▶ Excerpt:
####

CRTC 50th anniversaryCRTC 50th anniversary

The CRTC is celebrating its 50th anniversary in 2018. To celebrate this milestone, we will be publishing a series of articles throughout the year on various highlights of the CRTC’s history. Here are the published articles.

The CRTC’s origins

We have to go back to 1852, when the first Telegraph Act was adopted, to discover the origins of the CRTC. From the invention of the telephone by Alexander Graham Bell to the first radio station that broadcast regular programming, the broadcasting and telecommunications industries have continually developed in Canada. The regulation of these industries has also continued to evolve.

As early as 1928, the first Royal Commission on Radio Broadcasting recommended the creation of a national broadcasting network supervised by an independent federal organization. Consequently, the Canadian Radio Broadcasting Commission (CRBC) was created in 1932.

However, in 1936, the Canadian Broadcasting Corporation (CBC) / Société Radio-Canada (SRC) was founded and replaced the CRBC. In 1957, the Fowler Commission recommended that the CBC/SRC abandon its role as the broadcasting regulator. One year later, a new organization, the Board of Broadcast Governors, took over the CBC/SRC’s functions related to the regulation of Canadian broadcasting, including the CBC/SRC and private broadcasters.

In 1966, the government announced its broadcasting policy and deemed it essential that Canadians retain control over new communications technologies. In 1968, the Canadian Radio-Television Commission (CRC) was founded and entrusted with this mandate. To include telecommunications companies and broaden its jurisdiction, the CRC became the Canadian Radio-Television and Telecommunications Commission (CRTC) in 1976, as we know it today.

Since then, the CRTC has been an administrative tribunal that regulates and supervises broadcasting and telecommunications in the public interest. It is dedicated to ensuring that Canadians have access to a world-class communication system that meets their needs.

The CRTC encourages the growth of Canadian culture

In the early 1970s, the CRTC was responsible for implementing the Broadcasting Act, and it put in place a set of rules to guide the mandatory broadcasting of Canadian content in the country. Today, this important decision to impose Canadian content quotas still contributes actively to creative production adapted to the Canadian public.

####

▶ Listed records:
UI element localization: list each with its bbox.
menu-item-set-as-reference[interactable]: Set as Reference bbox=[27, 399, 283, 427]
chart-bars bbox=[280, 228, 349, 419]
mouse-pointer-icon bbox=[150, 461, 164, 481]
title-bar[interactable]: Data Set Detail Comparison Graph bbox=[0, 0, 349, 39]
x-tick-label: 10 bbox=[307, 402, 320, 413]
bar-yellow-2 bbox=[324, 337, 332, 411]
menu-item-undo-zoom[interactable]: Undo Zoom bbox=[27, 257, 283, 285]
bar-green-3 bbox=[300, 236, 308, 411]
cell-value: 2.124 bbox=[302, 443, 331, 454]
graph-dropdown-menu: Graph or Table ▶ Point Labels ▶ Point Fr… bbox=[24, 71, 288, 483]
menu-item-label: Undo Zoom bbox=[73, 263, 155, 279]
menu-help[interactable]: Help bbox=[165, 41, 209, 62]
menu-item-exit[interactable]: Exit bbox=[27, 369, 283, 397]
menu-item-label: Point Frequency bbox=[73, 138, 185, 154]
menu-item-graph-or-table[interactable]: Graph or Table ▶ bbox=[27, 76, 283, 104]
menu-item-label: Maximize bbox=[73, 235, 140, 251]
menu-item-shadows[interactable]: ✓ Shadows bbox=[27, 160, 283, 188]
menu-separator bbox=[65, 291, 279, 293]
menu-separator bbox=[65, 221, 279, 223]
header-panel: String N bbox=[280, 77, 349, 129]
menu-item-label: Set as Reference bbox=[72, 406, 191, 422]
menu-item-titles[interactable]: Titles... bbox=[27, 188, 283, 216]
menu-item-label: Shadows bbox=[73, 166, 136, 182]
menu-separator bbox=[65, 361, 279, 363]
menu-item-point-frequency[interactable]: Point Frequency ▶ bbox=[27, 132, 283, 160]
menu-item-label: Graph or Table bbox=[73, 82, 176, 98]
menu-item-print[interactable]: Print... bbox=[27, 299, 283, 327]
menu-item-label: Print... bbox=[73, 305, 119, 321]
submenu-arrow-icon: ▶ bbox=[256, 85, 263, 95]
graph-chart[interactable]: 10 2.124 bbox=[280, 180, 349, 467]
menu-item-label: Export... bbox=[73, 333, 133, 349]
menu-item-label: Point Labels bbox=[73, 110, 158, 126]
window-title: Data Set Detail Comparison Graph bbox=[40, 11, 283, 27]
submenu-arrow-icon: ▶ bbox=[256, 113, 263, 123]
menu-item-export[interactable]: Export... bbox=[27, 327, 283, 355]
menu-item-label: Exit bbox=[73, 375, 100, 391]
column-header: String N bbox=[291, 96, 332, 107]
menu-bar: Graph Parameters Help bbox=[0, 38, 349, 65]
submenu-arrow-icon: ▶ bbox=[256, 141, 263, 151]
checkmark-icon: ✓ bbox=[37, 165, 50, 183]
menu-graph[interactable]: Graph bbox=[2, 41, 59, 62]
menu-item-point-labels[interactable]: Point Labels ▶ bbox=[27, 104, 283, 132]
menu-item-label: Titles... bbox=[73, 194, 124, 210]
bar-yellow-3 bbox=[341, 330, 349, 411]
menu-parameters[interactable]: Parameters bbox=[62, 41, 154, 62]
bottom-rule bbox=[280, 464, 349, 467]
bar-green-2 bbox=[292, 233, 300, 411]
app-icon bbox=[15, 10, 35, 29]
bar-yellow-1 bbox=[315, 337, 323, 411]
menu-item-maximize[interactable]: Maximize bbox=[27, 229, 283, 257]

####

▶ Exercise details:
Pick up the CRTC 50th anniversary text after its last sentence, which ends "adapted to the Canadian public," and continue writing it.

▶ Response below:
In the 1960s, in was difficult for Canadian music to find its place on the Canadian airwaves. Radio stations were airing mostly British and U.S. songs. To be heard in the country, Canadian musicians first had to break into the European or U.S. markets.

In 1971, the rules on quotas for Canadian content became a game-changer. From then on, the majority of Canadian stations were required to broadcast a minimum of 25% Canadian content. In 1980, these quotas were reviewed and adjusted upwards to 30%, and in 1999 they rose to 35%.


Like radio, the Canadian television channels faced strong competition from the U.S. cultural market. Beginning in October 1972, the CRTC required that at least 60% of the content presented be of Canadian origin.

With the CRTC’s interventions, the Broadcasting Act (adopted in 1968) took shape and the Canadian cultural industry benefited enormously. Today, Canadian creativity is renowned across Canada and around the world.

The CRTC authorizes the first specialty television services in the country

It was in 1982, when it authorized pay television channels, that the CRTC opened the door to specialty television services. Two years later, the CRTC approved the applications of CHUM/CITY-TV for the creation of MuchMusic, and Action Canada Sports Network (ACSN) for the creation of TSN. In 1984, the first two specialty channels made their debut on our television screens.


Until then, in Canada, music videos were generally limited to certain programs airing on conventional television stations. According to the Commission, establishing a network that specialized in music would mark a turning point in the production of music videos and showcasing of Canadian artists. MuchMusic would also prompt the Canadian industry to experiment and to meet the demand of an increasingly large audience for music video programming.


This new channel was to complement the offer of sports programming aired on conventional and pay television channels. The ACSN’s objective was to provide fans with a diversified range of Canadian and international sports and to broadcast certain Canadian university and amateur sports. The agreement between the ACSN and the CRTC included, among others, provisions to air a Sports Canada program every week. All of the advertising revenues generated by this two-hour sports magazine show would be retained by Sports Canada to cover the cost of producing and purchasing programs. Other commitments were also made to ensure the promotion and visibility of Canadian amateur sport.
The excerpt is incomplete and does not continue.